### [Rows]
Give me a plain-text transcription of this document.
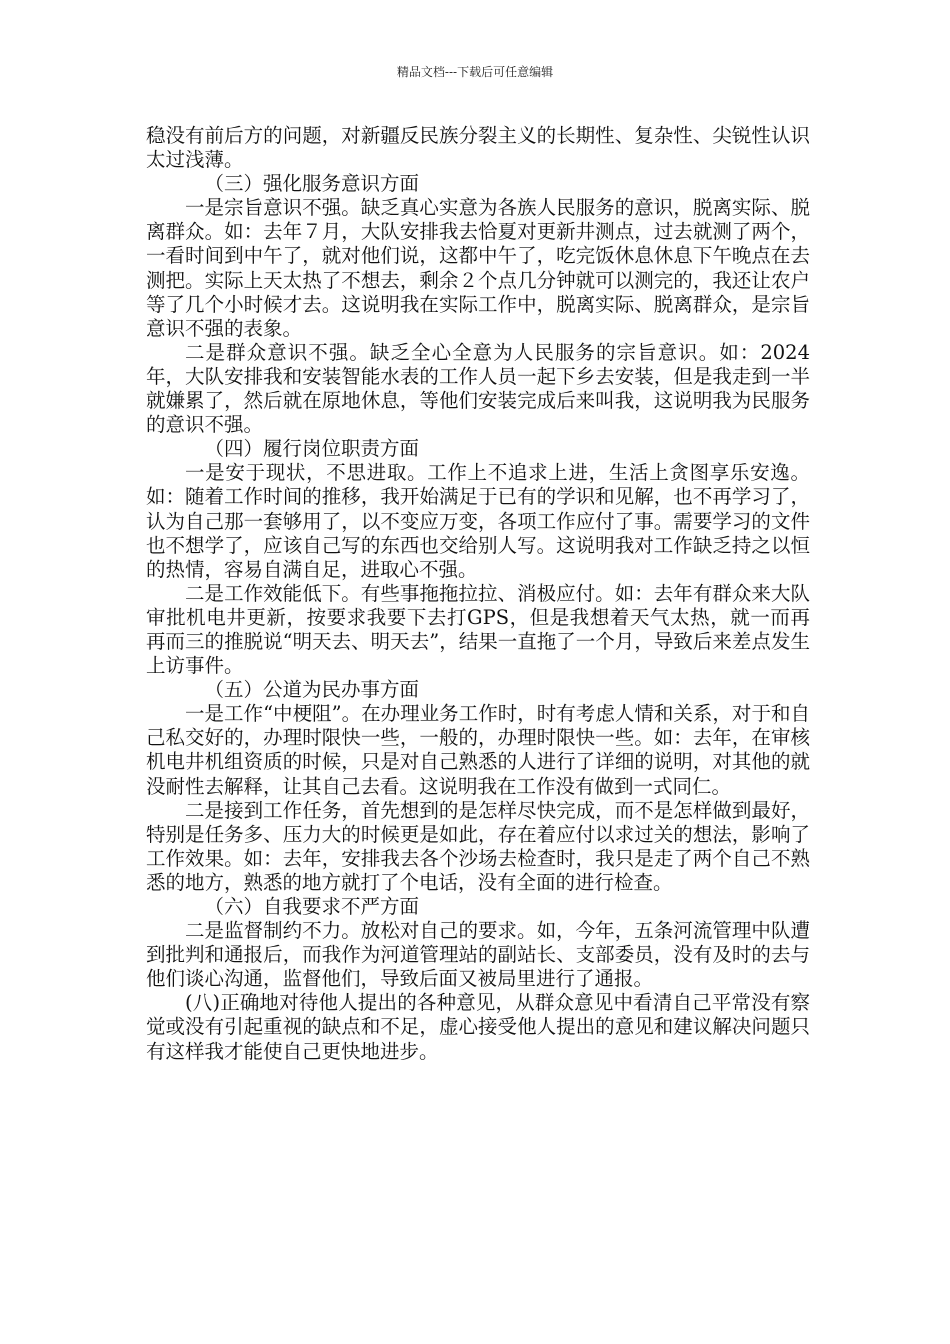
精品文档---下载后可任意编辑

稳没有前后方的问题，对新疆反民族分裂主义的长期性、复杂性、尖锐性认识太过浅薄。

（三）强化服务意识方面

一是宗旨意识不强。缺乏真心实意为各族人民服务的意识，脱离实际、脱离群众。如：去年７月，大队安排我去恰夏对更新井测点，过去就测了两个，一看时间到中午了，就对他们说，这都中午了，吃完饭休息休息下午晚点在去测把。实际上天太热了不想去，剩余２个点几分钟就可以测完的，我还让农户等了几个小时候才去。这说明我在实际工作中，脱离实际、脱离群众，是宗旨意识不强的表象。

二是群众意识不强。缺乏全心全意为人民服务的宗旨意识。如：2024年，大队安排我和安装智能水表的工作人员一起下乡去安装，但是我走到一半就嫌累了，然后就在原地休息，等他们安装完成后来叫我，这说明我为民服务的意识不强。

（四）履行岗位职责方面

一是安于现状，不思进取。工作上不追求上进，生活上贪图享乐安逸。如：随着工作时间的推移，我开始满足于已有的学识和见解，也不再学习了，认为自己那一套够用了，以不变应万变，各项工作应付了事。需要学习的文件也不想学了，应该自己写的东西也交给别人写。这说明我对工作缺乏持之以恒的热情，容易自满自足，进取心不强。

二是工作效能低下。有些事拖拖拉拉、消极应付。如：去年有群众来大队审批机电井更新，按要求我要下去打GPS，但是我想着天气太热，就一而再再而三的推脱说“明天去、明天去”，结果一直拖了一个月，导致后来差点发生上访事件。

（五）公道为民办事方面

一是工作“中梗阻”。在办理业务工作时，时有考虑人情和关系，对于和自己私交好的，办理时限快一些，一般的，办理时限快一些。如：去年，在审核机电井机组资质的时候，只是对自己熟悉的人进行了详细的说明，对其他的就没耐性去解释，让其自己去看。这说明我在工作没有做到一式同仁。

二是接到工作任务，首先想到的是怎样尽快完成，而不是怎样做到最好，特别是任务多、压力大的时候更是如此，存在着应付以求过关的想法，影响了工作效果。如：去年，安排我去各个沙场去检查时，我只是走了两个自己不熟悉的地方，熟悉的地方就打了个电话，没有全面的进行检查。

（六）自我要求不严方面

二是监督制约不力。放松对自己的要求。如，今年，五条河流管理中队遭到批判和通报后，而我作为河道管理站的副站长、支部委员，没有及时的去与他们谈心沟通，监督他们，导致后面又被局里进行了通报。

(八)正确地对待他人提出的各种意见，从群众意见中看清自己平常没有察觉或没有引起重视的缺点和不足，虚心接受他人提出的意见和建议解决问题只有这样我才能使自己更快地进步。
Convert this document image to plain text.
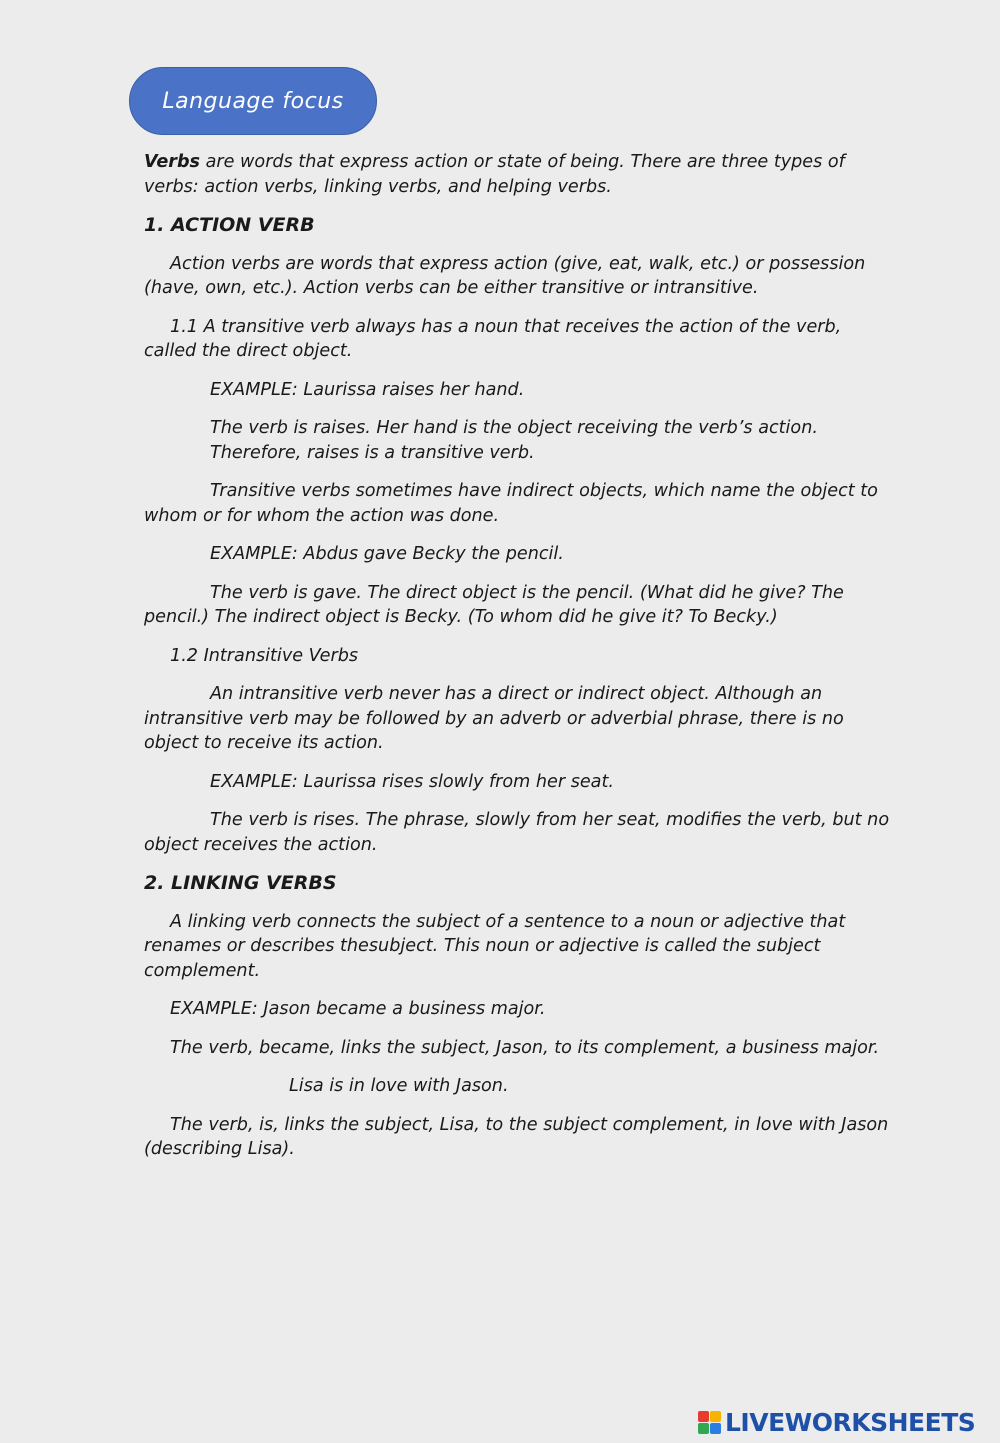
Language focus

Verbs are words that express action or state of being. There are three types of verbs: action verbs, linking verbs, and helping verbs.

1. ACTION VERB

Action verbs are words that express action (give, eat, walk, etc.) or possession (have, own, etc.). Action verbs can be either transitive or intransitive.

1.1 A transitive verb always has a noun that receives the action of the verb, called the direct object.

EXAMPLE: Laurissa raises her hand.

The verb is raises. Her hand is the object receiving the verb’s action. Therefore, raises is a transitive verb.

Transitive verbs sometimes have indirect objects, which name the object to whom or for whom the action was done.

EXAMPLE: Abdus gave Becky the pencil.

The verb is gave. The direct object is the pencil. (What did he give? The pencil.) The indirect object is Becky. (To whom did he give it? To Becky.)

1.2 Intransitive Verbs

An intransitive verb never has a direct or indirect object. Although an intransitive verb may be followed by an adverb or adverbial phrase, there is no object to receive its action.

EXAMPLE: Laurissa rises slowly from her seat.

The verb is rises. The phrase, slowly from her seat, modifies the verb, but no object receives the action.

2. LINKING VERBS

A linking verb connects the subject of a sentence to a noun or adjective that renames or describes thesubject. This noun or adjective is called the subject complement.

EXAMPLE: Jason became a business major.

The verb, became, links the subject, Jason, to its complement, a business major.

Lisa is in love with Jason.

The verb, is, links the subject, Lisa, to the subject complement, in love with Jason (describing Lisa).

LIVEWORKSHEETS
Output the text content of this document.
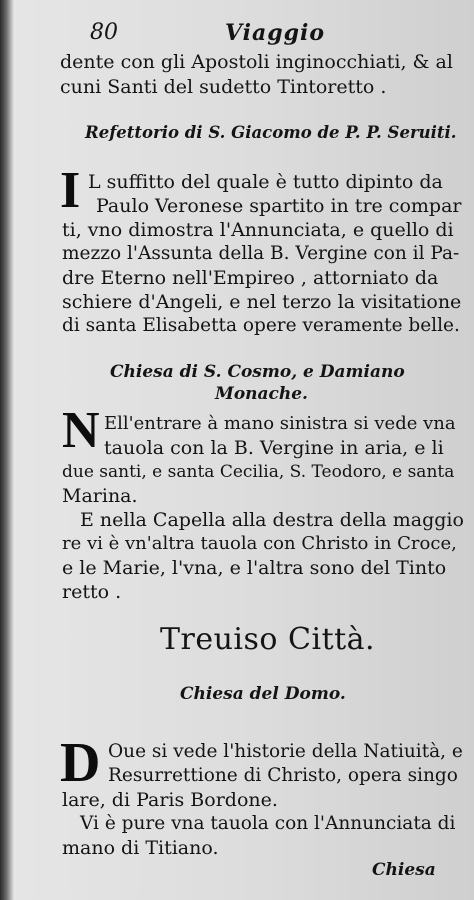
80	Viaggio
dente con gli Apostoli inginocchiati, & al
cuni Santi del sudetto Tintoretto .
Refettorio di S. Giacomo de P. P. Seruiti.
I L suffitto del quale è tutto dipinto da
Paulo Veronese spartito in tre compar
ti, vno dimostra l'Annunciata, e quello di
mezzo l'Assunta della B. Vergine con il Pa-
dre Eterno nell'Empireo , attorniato da
schiere d'Angeli, e nel terzo la visitatione
di santa Elisabetta opere veramente belle.
Chiesa di S. Cosmo, e Damiano
Monache.
N Ell'entrare à mano sinistra si vede vna
tauola con la B. Vergine in aria, e li
due santi, e santa Cecilia, S. Teodoro, e santa
Marina.
E nella Capella alla destra della maggio
re vi è vn'altra tauola con Christo in Croce,
e le Marie, l'vna, e l'altra sono del Tinto
retto .
Treuiso Città.
Chiesa del Domo.
D Oue si vede l'historie della Natiuità, e
Resurrettione di Christo, opera singo
lare, di Paris Bordone.
Vi è pure vna tauola con l'Annunciata di
mano di Titiano.
Chiesa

### [What you need to do]
Copy out the listing exactly as it stands, but not the pictures.

### [Correct response]
Give me a plain-text transcription of this document.
精品文档---下载后可任意编辑

稳没有前后方的问题，对新疆反民族分裂主义的长期性、复杂性、尖锐性认识太过浅薄。

（三）强化服务意识方面

一是宗旨意识不强。缺乏真心实意为各族人民服务的意识，脱离实际、脱离群众。如：去年７月，大队安排我去恰夏对更新井测点，过去就测了两个，一看时间到中午了，就对他们说，这都中午了，吃完饭休息休息下午晚点在去测把。实际上天太热了不想去，剩余２个点几分钟就可以测完的，我还让农户等了几个小时候才去。这说明我在实际工作中，脱离实际、脱离群众，是宗旨意识不强的表象。

二是群众意识不强。缺乏全心全意为人民服务的宗旨意识。如：2024年，大队安排我和安装智能水表的工作人员一起下乡去安装，但是我走到一半就嫌累了，然后就在原地休息，等他们安装完成后来叫我，这说明我为民服务的意识不强。

（四）履行岗位职责方面

一是安于现状，不思进取。工作上不追求上进，生活上贪图享乐安逸。如：随着工作时间的推移，我开始满足于已有的学识和见解，也不再学习了，认为自己那一套够用了，以不变应万变，各项工作应付了事。需要学习的文件也不想学了，应该自己写的东西也交给别人写。这说明我对工作缺乏持之以恒的热情，容易自满自足，进取心不强。

二是工作效能低下。有些事拖拖拉拉、消极应付。如：去年有群众来大队审批机电井更新，按要求我要下去打GPS，但是我想着天气太热，就一而再再而三的推脱说“明天去、明天去”，结果一直拖了一个月，导致后来差点发生上访事件。

（五）公道为民办事方面

一是工作“中梗阻”。在办理业务工作时，时有考虑人情和关系，对于和自己私交好的，办理时限快一些，一般的，办理时限快一些。如：去年，在审核机电井机组资质的时候，只是对自己熟悉的人进行了详细的说明，对其他的就没耐性去解释，让其自己去看。这说明我在工作没有做到一式同仁。

二是接到工作任务，首先想到的是怎样尽快完成，而不是怎样做到最好，特别是任务多、压力大的时候更是如此，存在着应付以求过关的想法，影响了工作效果。如：去年，安排我去各个沙场去检查时，我只是走了两个自己不熟悉的地方，熟悉的地方就打了个电话，没有全面的进行检查。

（六）自我要求不严方面

二是监督制约不力。放松对自己的要求。如，今年，五条河流管理中队遭到批判和通报后，而我作为河道管理站的副站长、支部委员，没有及时的去与他们谈心沟通，监督他们，导致后面又被局里进行了通报。

(八)正确地对待他人提出的各种意见，从群众意见中看清自己平常没有察觉或没有引起重视的缺点和不足，虚心接受他人提出的意见和建议解决问题只有这样我才能使自己更快地进步。
Convert this document image to plain text.
Language focus

Verbs are words that express action or state of being. There are three types of verbs: action verbs, linking verbs, and helping verbs.

1. ACTION VERB

Action verbs are words that express action (give, eat, walk, etc.) or possession (have, own, etc.). Action verbs can be either transitive or intransitive.

1.1 A transitive verb always has a noun that receives the action of the verb, called the direct object.

EXAMPLE: Laurissa raises her hand.

The verb is raises. Her hand is the object receiving the verb’s action. Therefore, raises is a transitive verb.

Transitive verbs sometimes have indirect objects, which name the object to whom or for whom the action was done.

EXAMPLE: Abdus gave Becky the pencil.

The verb is gave. The direct object is the pencil. (What did he give? The pencil.) The indirect object is Becky. (To whom did he give it? To Becky.)

1.2 Intransitive Verbs

An intransitive verb never has a direct or indirect object. Although an intransitive verb may be followed by an adverb or adverbial phrase, there is no object to receive its action.

EXAMPLE: Laurissa rises slowly from her seat.

The verb is rises. The phrase, slowly from her seat, modifies the verb, but no object receives the action.

2. LINKING VERBS

A linking verb connects the subject of a sentence to a noun or adjective that renames or describes thesubject. This noun or adjective is called the subject complement.

EXAMPLE: Jason became a business major.

The verb, became, links the subject, Jason, to its complement, a business major.

Lisa is in love with Jason.

The verb, is, links the subject, Lisa, to the subject complement, in love with Jason (describing Lisa).

LIVEWORKSHEETS
Output the text content of this document.
80	Viaggio
dente con gli Apostoli inginocchiati, & al
cuni Santi del sudetto Tintoretto .
Refettorio di S. Giacomo de P. P. Seruiti.
I L suffitto del quale è tutto dipinto da
Paulo Veronese spartito in tre compar
ti, vno dimostra l'Annunciata, e quello di
mezzo l'Assunta della B. Vergine con il Pa-
dre Eterno nell'Empireo , attorniato da
schiere d'Angeli, e nel terzo la visitatione
di santa Elisabetta opere veramente belle.
Chiesa di S. Cosmo, e Damiano
Monache.
N Ell'entrare à mano sinistra si vede vna
tauola con la B. Vergine in aria, e li
due santi, e santa Cecilia, S. Teodoro, e santa
Marina.
E nella Capella alla destra della maggio
re vi è vn'altra tauola con Christo in Croce,
e le Marie, l'vna, e l'altra sono del Tinto
retto .
Treuiso Città.
Chiesa del Domo.
D Oue si vede l'historie della Natiuità, e
Resurrettione di Christo, opera singo
lare, di Paris Bordone.
Vi è pure vna tauola con l'Annunciata di
mano di Titiano.
Chiesa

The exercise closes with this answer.